[BEGIN]

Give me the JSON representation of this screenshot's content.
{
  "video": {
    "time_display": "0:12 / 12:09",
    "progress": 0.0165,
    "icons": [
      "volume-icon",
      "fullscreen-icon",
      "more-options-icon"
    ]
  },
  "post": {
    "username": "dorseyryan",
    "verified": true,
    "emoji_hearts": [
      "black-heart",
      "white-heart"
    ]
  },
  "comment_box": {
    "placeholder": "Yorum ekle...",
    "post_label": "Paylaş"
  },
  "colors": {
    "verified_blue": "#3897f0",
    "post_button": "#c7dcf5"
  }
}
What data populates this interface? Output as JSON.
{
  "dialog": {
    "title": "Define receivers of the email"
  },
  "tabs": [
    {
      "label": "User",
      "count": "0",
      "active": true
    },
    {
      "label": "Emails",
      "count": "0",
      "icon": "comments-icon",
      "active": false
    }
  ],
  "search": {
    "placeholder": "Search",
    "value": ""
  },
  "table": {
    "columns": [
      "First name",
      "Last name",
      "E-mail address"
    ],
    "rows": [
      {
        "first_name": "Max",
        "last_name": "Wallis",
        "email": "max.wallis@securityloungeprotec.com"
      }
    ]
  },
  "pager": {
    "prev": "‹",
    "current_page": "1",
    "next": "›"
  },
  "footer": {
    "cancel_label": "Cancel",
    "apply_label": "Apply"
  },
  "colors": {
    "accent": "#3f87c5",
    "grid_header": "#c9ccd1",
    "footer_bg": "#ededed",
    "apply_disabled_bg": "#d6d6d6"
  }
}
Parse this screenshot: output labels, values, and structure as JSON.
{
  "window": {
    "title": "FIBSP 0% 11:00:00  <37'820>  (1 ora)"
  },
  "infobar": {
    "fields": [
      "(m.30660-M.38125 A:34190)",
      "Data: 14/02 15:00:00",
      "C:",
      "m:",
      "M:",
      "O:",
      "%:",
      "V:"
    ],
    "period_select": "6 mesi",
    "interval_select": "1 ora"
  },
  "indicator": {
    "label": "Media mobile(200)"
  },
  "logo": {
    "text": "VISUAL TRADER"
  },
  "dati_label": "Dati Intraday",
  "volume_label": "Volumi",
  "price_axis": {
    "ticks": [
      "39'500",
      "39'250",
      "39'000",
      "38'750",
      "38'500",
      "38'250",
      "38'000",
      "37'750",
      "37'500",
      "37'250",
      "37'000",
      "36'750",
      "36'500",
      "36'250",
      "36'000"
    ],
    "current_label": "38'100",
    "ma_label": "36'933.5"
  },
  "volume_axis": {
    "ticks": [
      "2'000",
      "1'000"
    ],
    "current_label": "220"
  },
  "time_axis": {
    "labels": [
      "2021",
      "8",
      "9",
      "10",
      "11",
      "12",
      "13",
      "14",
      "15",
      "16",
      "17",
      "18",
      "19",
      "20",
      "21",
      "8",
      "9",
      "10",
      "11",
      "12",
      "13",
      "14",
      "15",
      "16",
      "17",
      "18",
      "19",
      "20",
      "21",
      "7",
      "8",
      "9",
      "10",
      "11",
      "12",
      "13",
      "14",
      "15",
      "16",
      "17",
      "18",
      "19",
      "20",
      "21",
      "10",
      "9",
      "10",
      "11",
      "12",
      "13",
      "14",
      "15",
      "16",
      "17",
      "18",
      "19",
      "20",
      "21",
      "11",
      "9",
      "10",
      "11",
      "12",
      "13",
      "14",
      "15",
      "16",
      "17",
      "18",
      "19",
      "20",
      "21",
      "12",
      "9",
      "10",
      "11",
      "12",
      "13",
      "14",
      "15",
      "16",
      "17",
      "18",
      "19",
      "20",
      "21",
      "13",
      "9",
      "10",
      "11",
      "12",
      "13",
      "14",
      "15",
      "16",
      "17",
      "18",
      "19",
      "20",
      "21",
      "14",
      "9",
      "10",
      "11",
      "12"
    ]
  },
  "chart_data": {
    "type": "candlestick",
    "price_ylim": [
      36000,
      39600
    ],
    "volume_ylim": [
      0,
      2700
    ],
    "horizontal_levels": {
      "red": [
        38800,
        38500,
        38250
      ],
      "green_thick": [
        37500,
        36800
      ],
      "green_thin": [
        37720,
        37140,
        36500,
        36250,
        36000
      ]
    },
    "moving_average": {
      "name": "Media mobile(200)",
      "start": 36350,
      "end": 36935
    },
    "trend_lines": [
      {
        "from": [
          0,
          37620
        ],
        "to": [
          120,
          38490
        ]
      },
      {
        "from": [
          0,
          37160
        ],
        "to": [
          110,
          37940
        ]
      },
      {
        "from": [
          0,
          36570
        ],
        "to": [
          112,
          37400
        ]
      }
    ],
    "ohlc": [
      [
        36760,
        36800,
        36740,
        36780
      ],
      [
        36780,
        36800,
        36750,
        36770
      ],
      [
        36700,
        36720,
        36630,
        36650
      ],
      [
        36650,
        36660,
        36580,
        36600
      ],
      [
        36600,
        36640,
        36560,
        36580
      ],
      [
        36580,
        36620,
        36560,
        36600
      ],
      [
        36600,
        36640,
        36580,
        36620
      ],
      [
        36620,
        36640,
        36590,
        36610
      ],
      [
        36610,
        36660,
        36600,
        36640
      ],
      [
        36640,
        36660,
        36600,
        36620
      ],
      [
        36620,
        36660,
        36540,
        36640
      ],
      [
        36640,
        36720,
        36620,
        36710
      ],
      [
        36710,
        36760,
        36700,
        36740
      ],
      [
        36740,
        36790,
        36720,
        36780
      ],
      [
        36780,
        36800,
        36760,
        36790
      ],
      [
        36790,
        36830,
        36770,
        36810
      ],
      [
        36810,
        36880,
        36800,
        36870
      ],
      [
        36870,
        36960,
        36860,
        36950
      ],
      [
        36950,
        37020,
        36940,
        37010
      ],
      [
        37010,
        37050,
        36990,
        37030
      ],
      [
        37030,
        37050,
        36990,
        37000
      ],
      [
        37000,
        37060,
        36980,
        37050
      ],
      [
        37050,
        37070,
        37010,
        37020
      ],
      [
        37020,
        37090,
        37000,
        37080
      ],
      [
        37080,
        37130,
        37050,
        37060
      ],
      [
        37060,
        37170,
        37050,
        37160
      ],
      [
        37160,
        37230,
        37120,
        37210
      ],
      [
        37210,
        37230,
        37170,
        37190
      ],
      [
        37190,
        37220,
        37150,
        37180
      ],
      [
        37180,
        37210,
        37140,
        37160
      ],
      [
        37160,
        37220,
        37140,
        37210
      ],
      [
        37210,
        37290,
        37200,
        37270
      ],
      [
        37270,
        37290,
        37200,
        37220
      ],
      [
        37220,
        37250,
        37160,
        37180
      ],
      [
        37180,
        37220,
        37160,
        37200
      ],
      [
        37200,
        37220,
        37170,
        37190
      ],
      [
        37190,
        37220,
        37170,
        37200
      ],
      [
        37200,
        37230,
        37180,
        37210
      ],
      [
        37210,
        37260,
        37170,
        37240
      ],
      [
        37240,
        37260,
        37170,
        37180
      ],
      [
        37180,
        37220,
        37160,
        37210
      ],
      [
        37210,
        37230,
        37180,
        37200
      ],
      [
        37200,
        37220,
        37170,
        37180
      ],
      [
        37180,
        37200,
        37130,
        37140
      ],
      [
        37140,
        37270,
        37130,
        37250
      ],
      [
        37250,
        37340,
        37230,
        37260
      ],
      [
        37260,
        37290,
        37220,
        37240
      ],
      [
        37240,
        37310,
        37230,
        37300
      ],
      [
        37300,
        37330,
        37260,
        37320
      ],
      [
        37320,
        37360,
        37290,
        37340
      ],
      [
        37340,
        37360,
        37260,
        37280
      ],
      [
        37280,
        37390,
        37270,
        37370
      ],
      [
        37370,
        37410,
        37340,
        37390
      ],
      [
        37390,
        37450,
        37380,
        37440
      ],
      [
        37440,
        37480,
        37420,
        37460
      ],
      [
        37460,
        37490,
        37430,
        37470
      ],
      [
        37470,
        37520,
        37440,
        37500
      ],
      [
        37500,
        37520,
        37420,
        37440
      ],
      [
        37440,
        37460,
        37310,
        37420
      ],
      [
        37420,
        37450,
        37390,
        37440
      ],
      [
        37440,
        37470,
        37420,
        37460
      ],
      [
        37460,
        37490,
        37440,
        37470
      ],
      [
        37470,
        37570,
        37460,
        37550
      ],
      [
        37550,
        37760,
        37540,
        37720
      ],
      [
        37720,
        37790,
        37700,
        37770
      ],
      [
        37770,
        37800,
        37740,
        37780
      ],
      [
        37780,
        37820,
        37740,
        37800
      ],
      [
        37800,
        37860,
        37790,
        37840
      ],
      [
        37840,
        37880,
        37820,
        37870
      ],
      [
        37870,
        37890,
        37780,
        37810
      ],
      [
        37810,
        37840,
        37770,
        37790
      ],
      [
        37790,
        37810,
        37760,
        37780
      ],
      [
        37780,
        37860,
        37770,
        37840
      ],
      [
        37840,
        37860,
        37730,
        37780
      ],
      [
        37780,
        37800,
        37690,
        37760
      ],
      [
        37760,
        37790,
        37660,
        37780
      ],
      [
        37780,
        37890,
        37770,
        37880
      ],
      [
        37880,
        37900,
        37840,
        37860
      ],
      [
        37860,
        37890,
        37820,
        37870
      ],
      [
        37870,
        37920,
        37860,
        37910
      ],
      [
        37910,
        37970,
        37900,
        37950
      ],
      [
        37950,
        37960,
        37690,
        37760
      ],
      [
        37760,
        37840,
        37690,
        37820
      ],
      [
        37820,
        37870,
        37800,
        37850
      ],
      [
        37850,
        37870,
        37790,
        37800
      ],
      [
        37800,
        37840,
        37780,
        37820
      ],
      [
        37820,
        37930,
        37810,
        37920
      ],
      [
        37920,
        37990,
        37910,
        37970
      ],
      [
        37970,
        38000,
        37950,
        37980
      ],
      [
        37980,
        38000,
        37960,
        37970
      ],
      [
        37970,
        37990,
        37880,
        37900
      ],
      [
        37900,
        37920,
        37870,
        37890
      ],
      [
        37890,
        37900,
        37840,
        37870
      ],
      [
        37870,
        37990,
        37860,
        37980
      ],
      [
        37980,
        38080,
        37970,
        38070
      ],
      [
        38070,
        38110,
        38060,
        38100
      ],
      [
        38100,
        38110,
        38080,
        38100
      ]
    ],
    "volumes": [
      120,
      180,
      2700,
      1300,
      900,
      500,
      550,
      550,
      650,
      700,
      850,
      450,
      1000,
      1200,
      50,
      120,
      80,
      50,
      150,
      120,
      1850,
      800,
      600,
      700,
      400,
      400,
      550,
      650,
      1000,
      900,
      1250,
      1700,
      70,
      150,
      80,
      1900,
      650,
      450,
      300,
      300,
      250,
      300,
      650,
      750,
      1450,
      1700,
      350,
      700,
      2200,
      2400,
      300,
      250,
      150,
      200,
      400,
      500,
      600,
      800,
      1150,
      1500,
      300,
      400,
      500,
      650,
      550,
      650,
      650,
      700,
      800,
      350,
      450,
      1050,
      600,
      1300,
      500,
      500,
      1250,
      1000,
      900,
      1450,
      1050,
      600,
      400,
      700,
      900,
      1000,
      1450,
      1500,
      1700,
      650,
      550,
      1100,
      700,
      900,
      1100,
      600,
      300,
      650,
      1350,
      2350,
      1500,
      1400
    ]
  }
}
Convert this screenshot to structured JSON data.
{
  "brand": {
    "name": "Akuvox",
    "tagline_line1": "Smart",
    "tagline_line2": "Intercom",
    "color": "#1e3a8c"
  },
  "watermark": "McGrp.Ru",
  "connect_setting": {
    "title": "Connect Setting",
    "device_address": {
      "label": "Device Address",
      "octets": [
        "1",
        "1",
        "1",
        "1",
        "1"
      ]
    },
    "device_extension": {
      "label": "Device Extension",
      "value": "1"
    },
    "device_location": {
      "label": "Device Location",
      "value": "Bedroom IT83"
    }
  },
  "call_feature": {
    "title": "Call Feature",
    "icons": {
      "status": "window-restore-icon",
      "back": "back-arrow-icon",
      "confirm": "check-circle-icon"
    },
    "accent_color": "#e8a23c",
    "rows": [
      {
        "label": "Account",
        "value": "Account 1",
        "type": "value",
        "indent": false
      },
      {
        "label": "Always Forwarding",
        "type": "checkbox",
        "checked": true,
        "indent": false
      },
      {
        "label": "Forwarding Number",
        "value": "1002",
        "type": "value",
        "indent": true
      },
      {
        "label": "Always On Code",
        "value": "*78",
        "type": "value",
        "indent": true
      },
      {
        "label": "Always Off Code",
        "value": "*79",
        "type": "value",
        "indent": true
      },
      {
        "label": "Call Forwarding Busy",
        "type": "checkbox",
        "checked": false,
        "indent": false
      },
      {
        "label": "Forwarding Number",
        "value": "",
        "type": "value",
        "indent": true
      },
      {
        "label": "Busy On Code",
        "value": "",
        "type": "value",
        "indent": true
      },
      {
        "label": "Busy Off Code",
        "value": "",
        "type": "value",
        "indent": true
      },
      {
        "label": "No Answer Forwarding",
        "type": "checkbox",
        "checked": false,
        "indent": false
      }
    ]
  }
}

[END]

- **Exercise goal**:
Look through the data above. Each line containing the word "Media" needs to be copied.

- **Result of this task**:
    "label": "Media mobile(200)"
      "name": "Media mobile(200)",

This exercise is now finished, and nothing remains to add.